_Your task_:
Keep every line where the word "name" appears; drop the rest.
===== Given data
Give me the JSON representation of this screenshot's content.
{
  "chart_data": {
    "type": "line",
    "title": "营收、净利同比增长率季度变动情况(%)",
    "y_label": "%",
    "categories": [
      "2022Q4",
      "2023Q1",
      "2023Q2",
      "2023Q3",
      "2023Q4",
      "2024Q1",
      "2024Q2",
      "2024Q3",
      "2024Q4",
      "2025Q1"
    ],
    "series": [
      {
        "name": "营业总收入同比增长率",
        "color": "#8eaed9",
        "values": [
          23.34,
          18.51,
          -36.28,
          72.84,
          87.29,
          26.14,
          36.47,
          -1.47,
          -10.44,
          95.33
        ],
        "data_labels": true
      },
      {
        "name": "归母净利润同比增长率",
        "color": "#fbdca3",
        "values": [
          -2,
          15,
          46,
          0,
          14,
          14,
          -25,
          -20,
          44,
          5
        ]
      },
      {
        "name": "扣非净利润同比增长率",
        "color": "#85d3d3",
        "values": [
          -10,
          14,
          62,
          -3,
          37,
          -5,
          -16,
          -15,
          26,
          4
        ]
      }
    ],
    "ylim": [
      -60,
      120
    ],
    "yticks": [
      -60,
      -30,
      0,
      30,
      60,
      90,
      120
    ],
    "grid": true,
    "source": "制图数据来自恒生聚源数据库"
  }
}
==========
_Written answer_:
        "name": "营业总收入同比增长率",
        "name": "归母净利润同比增长率",
        "name": "扣非净利润同比增长率",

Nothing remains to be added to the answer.